_Given exercise_
Every record should be written out exactly, please.

(Figure content listings)

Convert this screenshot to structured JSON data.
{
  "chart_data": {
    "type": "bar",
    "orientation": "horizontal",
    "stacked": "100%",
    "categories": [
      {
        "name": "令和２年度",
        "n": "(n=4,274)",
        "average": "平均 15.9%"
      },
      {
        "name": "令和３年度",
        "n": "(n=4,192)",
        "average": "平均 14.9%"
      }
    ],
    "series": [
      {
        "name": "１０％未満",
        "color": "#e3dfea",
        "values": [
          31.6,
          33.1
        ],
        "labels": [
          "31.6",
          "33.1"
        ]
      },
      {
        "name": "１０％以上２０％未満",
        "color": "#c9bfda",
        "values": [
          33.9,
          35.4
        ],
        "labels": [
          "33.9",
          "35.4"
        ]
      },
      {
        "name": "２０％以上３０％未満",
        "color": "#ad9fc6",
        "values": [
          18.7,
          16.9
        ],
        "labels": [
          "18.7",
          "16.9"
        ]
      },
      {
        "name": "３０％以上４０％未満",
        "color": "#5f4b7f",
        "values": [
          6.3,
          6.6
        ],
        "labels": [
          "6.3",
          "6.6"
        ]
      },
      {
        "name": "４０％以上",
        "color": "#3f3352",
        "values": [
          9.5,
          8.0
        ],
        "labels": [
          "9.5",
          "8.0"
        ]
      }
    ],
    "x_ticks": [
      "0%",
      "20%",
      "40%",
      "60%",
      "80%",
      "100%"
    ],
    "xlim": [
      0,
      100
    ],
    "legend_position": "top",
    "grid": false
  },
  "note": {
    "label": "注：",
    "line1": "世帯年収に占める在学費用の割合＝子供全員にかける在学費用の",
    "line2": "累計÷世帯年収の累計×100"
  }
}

_Exercise solution_
Convert this screenshot to structured JSON data.
{
  "chart_data": {
    "type": "bar",
    "orientation": "horizontal",
    "stacked": "100%",
    "categories": [
      {
        "name": "令和２年度",
        "n": "(n=4,274)",
        "average": "平均 15.9%"
      },
      {
        "name": "令和３年度",
        "n": "(n=4,192)",
        "average": "平均 14.9%"
      }
    ],
    "series": [
      {
        "name": "１０％未満",
        "color": "#e3dfea",
        "values": [
          31.6,
          33.1
        ],
        "labels": [
          "31.6",
          "33.1"
        ]
      },
      {
        "name": "１０％以上２０％未満",
        "color": "#c9bfda",
        "values": [
          33.9,
          35.4
        ],
        "labels": [
          "33.9",
          "35.4"
        ]
      },
      {
        "name": "２０％以上３０％未満",
        "color": "#ad9fc6",
        "values": [
          18.7,
          16.9
        ],
        "labels": [
          "18.7",
          "16.9"
        ]
      },
      {
        "name": "３０％以上４０％未満",
        "color": "#5f4b7f",
        "values": [
          6.3,
          6.6
        ],
        "labels": [
          "6.3",
          "6.6"
        ]
      },
      {
        "name": "４０％以上",
        "color": "#3f3352",
        "values": [
          9.5,
          8.0
        ],
        "labels": [
          "9.5",
          "8.0"
        ]
      }
    ],
    "x_ticks": [
      "0%",
      "20%",
      "40%",
      "60%",
      "80%",
      "100%"
    ],
    "xlim": [
      0,
      100
    ],
    "legend_position": "top",
    "grid": false
  },
  "note": {
    "label": "注：",
    "line1": "世帯年収に占める在学費用の割合＝子供全員にかける在学費用の",
    "line2": "累計÷世帯年収の累計×100"
  }
}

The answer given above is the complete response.